Scan the listing below and copy every line holding "xlabel".

Provided material:
◆ ◆ ◆
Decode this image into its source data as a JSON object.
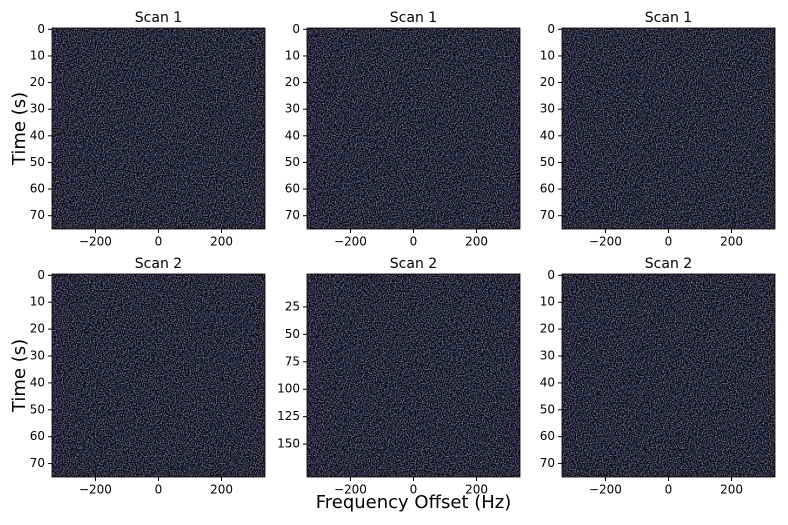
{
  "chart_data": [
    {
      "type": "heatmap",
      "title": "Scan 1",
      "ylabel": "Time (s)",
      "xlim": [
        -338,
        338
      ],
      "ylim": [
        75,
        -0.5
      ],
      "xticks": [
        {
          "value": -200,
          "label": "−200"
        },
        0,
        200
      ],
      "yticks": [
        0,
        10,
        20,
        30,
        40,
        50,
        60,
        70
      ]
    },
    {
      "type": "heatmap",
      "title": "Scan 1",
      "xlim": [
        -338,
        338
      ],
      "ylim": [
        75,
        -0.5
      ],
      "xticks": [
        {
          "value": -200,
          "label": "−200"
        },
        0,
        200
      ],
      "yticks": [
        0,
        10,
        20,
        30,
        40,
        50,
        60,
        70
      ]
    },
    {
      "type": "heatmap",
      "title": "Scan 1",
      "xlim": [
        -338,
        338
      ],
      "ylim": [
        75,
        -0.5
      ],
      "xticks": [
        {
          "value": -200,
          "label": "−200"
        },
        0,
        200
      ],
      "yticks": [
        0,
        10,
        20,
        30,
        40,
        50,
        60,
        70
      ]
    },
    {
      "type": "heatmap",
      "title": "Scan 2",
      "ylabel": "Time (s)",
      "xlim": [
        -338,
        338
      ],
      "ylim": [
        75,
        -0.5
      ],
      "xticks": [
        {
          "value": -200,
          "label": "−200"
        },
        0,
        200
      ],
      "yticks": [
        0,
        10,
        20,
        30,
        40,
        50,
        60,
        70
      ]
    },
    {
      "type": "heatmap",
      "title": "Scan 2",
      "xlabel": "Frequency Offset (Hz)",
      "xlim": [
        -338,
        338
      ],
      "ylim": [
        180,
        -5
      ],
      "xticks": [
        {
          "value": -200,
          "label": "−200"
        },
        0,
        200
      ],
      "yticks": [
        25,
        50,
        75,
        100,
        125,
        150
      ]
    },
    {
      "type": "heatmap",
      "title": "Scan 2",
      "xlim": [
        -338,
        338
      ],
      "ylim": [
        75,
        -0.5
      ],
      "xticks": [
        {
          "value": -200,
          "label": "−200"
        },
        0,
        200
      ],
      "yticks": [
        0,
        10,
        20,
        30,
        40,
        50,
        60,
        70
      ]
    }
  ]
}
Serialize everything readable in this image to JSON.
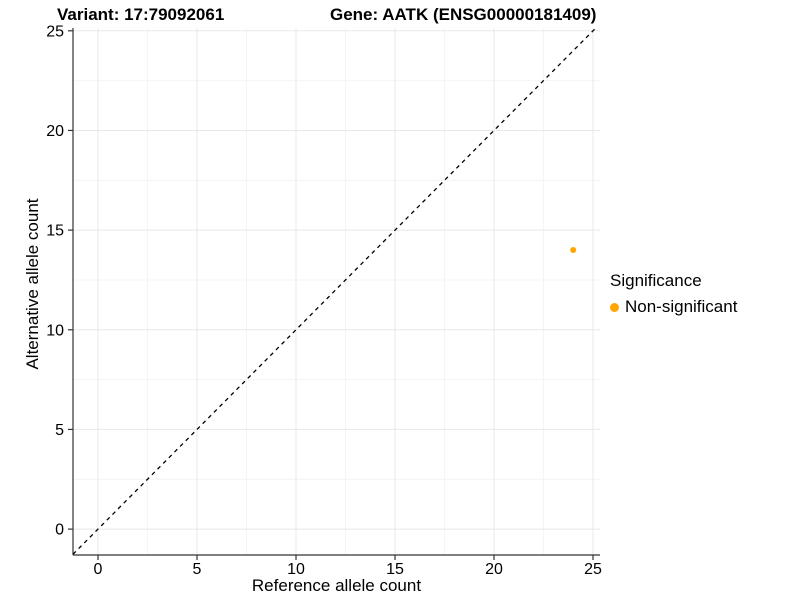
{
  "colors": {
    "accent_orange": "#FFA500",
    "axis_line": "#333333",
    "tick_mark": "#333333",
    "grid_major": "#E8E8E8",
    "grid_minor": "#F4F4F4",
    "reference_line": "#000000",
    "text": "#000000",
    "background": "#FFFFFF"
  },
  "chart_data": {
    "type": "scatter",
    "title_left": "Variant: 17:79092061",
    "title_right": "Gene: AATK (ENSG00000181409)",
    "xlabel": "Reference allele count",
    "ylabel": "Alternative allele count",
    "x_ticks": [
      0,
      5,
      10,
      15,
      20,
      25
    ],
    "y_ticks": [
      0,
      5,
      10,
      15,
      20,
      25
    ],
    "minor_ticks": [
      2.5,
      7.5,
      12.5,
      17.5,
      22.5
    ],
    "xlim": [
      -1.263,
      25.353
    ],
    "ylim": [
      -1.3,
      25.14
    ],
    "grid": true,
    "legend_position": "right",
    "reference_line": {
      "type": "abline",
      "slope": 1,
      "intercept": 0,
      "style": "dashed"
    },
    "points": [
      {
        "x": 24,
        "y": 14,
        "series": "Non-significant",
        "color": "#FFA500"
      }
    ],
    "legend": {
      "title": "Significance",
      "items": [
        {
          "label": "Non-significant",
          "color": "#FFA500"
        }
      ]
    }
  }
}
◆ ◆ ◆
Result for this exercise:
      "xlabel": "Frequency Offset (Hz)",
    "xlabel": "Reference allele count",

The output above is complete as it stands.